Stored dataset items
* start *

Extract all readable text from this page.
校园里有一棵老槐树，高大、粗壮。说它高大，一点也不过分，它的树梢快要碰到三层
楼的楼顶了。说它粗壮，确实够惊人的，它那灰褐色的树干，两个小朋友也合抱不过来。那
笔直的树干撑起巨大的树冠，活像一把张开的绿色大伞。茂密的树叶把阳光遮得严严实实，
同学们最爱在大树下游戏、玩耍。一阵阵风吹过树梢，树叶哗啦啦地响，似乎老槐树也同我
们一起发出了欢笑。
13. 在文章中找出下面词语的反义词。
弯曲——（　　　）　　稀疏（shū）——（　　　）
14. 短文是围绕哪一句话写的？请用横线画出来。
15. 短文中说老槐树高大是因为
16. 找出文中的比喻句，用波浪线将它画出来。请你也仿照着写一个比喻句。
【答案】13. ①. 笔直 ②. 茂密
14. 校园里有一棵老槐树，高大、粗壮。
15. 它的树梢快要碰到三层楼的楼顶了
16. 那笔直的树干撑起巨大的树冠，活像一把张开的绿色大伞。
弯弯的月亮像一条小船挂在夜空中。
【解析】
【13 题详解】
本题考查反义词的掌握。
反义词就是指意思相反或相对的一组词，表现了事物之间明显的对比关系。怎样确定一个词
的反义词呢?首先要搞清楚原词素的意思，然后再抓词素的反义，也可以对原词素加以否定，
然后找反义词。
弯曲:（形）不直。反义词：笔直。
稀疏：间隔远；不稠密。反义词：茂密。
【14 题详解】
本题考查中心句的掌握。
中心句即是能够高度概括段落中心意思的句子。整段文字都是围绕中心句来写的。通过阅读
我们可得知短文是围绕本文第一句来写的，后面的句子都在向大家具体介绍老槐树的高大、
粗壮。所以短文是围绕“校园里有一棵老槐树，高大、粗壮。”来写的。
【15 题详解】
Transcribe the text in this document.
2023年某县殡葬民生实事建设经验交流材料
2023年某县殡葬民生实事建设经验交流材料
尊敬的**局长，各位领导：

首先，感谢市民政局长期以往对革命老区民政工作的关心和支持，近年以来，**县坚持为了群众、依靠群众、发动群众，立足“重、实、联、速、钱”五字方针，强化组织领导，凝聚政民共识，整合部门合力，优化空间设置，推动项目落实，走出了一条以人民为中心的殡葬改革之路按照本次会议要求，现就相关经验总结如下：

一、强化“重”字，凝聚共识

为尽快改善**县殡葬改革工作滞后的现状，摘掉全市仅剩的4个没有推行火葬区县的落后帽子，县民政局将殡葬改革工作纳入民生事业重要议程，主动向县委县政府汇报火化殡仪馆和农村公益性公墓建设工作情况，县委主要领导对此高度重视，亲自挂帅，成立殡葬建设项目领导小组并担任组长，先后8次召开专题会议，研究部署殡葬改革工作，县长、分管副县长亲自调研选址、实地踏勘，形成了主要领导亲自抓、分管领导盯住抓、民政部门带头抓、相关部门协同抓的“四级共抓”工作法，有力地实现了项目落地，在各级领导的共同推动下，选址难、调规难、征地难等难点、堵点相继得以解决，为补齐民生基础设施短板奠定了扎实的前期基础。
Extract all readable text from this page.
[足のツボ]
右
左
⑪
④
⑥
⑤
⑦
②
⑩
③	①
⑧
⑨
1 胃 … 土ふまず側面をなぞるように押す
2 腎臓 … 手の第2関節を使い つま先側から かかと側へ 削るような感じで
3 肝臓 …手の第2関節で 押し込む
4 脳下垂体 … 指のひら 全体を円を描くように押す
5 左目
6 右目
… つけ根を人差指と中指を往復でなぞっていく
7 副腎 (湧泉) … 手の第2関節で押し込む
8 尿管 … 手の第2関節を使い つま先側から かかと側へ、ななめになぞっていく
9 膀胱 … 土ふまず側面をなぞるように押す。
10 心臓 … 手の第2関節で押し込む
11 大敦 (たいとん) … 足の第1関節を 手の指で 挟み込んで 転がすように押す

* end *

YOUR TASK: Your task is to repeat the data exactly; please include every line.

RESULT:
Extract all readable text from this page.
校园里有一棵老槐树，高大、粗壮。说它高大，一点也不过分，它的树梢快要碰到三层
楼的楼顶了。说它粗壮，确实够惊人的，它那灰褐色的树干，两个小朋友也合抱不过来。那
笔直的树干撑起巨大的树冠，活像一把张开的绿色大伞。茂密的树叶把阳光遮得严严实实，
同学们最爱在大树下游戏、玩耍。一阵阵风吹过树梢，树叶哗啦啦地响，似乎老槐树也同我
们一起发出了欢笑。
13. 在文章中找出下面词语的反义词。
弯曲——（　　　）　　稀疏（shū）——（　　　）
14. 短文是围绕哪一句话写的？请用横线画出来。
15. 短文中说老槐树高大是因为
16. 找出文中的比喻句，用波浪线将它画出来。请你也仿照着写一个比喻句。
【答案】13. ①. 笔直 ②. 茂密
14. 校园里有一棵老槐树，高大、粗壮。
15. 它的树梢快要碰到三层楼的楼顶了
16. 那笔直的树干撑起巨大的树冠，活像一把张开的绿色大伞。
弯弯的月亮像一条小船挂在夜空中。
【解析】
【13 题详解】
本题考查反义词的掌握。
反义词就是指意思相反或相对的一组词，表现了事物之间明显的对比关系。怎样确定一个词
的反义词呢?首先要搞清楚原词素的意思，然后再抓词素的反义，也可以对原词素加以否定，
然后找反义词。
弯曲:（形）不直。反义词：笔直。
稀疏：间隔远；不稠密。反义词：茂密。
【14 题详解】
本题考查中心句的掌握。
中心句即是能够高度概括段落中心意思的句子。整段文字都是围绕中心句来写的。通过阅读
我们可得知短文是围绕本文第一句来写的，后面的句子都在向大家具体介绍老槐树的高大、
粗壮。所以短文是围绕“校园里有一棵老槐树，高大、粗壮。”来写的。
【15 题详解】
Transcribe the text in this document.
2023年某县殡葬民生实事建设经验交流材料
2023年某县殡葬民生实事建设经验交流材料
尊敬的**局长，各位领导：

首先，感谢市民政局长期以往对革命老区民政工作的关心和支持，近年以来，**县坚持为了群众、依靠群众、发动群众，立足“重、实、联、速、钱”五字方针，强化组织领导，凝聚政民共识，整合部门合力，优化空间设置，推动项目落实，走出了一条以人民为中心的殡葬改革之路按照本次会议要求，现就相关经验总结如下：

一、强化“重”字，凝聚共识

为尽快改善**县殡葬改革工作滞后的现状，摘掉全市仅剩的4个没有推行火葬区县的落后帽子，县民政局将殡葬改革工作纳入民生事业重要议程，主动向县委县政府汇报火化殡仪馆和农村公益性公墓建设工作情况，县委主要领导对此高度重视，亲自挂帅，成立殡葬建设项目领导小组并担任组长，先后8次召开专题会议，研究部署殡葬改革工作，县长、分管副县长亲自调研选址、实地踏勘，形成了主要领导亲自抓、分管领导盯住抓、民政部门带头抓、相关部门协同抓的“四级共抓”工作法，有力地实现了项目落地，在各级领导的共同推动下，选址难、调规难、征地难等难点、堵点相继得以解决，为补齐民生基础设施短板奠定了扎实的前期基础。
Extract all readable text from this page.
[足のツボ]
右
左
⑪
④
⑥
⑤
⑦
②
⑩
③	①
⑧
⑨
1 胃 … 土ふまず側面をなぞるように押す
2 腎臓 … 手の第2関節を使い つま先側から かかと側へ 削るような感じで
3 肝臓 …手の第2関節で 押し込む
4 脳下垂体 … 指のひら 全体を円を描くように押す
5 左目
6 右目
… つけ根を人差指と中指を往復でなぞっていく
7 副腎 (湧泉) … 手の第2関節で押し込む
8 尿管 … 手の第2関節を使い つま先側から かかと側へ、ななめになぞっていく
9 膀胱 … 土ふまず側面をなぞるように押す。
10 心臓 … 手の第2関節で押し込む
11 大敦 (たいとん) … 足の第1関節を 手の指で 挟み込んで 転がすように押す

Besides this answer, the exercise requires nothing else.